§ Records for the task
- - - -

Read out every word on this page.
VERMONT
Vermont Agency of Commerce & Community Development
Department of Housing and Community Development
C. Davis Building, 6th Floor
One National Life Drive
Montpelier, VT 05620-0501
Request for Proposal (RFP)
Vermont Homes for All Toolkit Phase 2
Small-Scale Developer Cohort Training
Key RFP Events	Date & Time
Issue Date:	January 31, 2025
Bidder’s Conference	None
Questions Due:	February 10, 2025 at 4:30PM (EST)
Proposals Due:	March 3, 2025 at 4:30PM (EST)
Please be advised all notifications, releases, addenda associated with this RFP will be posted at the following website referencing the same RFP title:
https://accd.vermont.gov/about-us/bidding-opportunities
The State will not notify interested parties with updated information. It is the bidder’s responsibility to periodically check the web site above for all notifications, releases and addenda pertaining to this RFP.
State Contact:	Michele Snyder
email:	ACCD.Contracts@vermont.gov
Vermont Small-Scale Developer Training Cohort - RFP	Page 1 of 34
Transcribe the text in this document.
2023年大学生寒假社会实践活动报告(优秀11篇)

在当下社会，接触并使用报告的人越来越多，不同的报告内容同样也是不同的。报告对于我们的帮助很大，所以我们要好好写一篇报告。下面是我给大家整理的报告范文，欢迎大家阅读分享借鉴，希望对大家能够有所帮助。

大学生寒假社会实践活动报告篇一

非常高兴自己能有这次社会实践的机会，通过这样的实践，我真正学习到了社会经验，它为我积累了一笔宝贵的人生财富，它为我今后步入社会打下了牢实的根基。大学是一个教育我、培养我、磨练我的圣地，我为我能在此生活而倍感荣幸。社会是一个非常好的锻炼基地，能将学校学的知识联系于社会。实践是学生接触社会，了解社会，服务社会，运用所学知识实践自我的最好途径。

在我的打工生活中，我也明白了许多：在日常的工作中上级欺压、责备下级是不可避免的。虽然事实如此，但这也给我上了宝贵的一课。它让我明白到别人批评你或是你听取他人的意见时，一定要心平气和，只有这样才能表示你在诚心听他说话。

- - - -

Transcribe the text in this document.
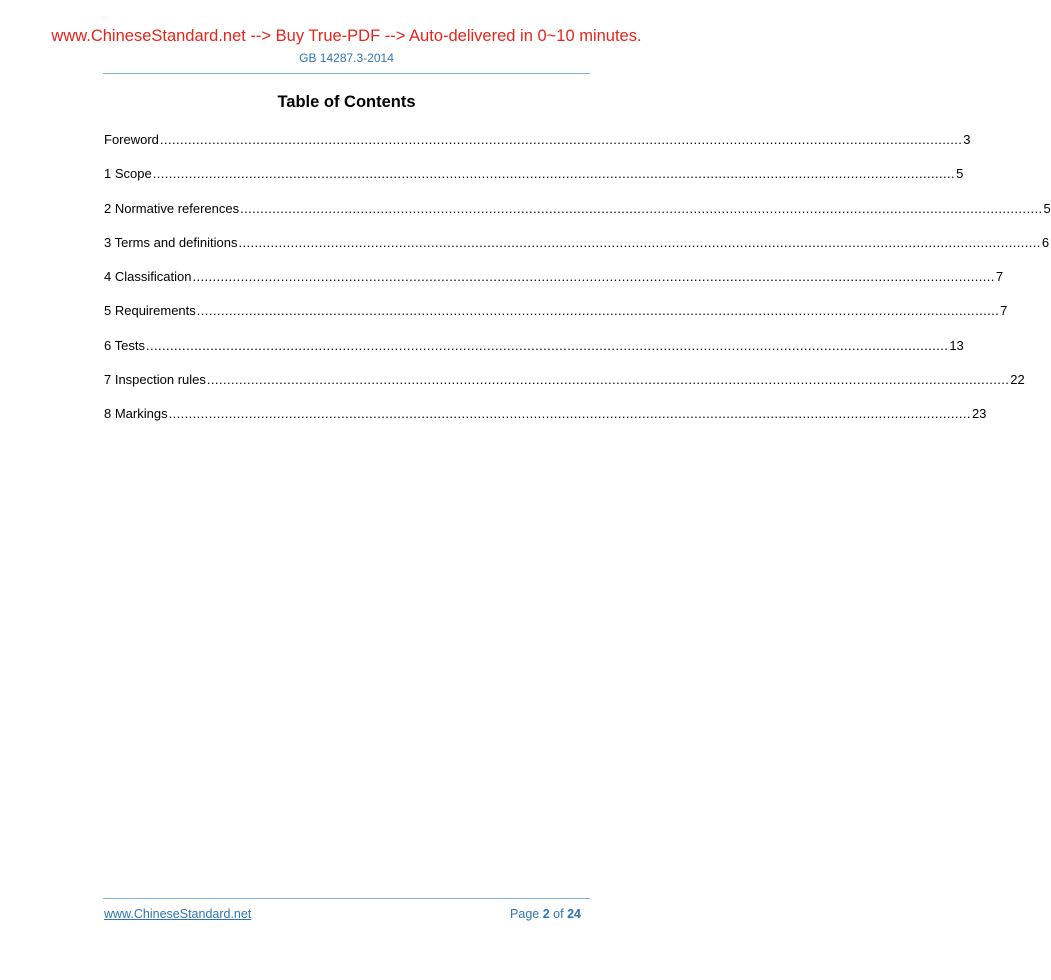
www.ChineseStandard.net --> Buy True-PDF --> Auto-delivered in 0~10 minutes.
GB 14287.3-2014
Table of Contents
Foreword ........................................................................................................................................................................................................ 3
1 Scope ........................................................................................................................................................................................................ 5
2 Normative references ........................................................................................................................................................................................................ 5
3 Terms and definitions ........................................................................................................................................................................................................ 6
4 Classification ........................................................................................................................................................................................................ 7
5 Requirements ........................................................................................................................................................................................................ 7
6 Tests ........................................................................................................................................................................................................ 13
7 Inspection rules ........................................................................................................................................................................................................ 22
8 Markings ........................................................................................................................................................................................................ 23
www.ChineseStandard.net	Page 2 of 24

- - - -

§ Exercise brief
Only the number is wanted: how many lines in the data include the word "Training"?

§ Result of this task
2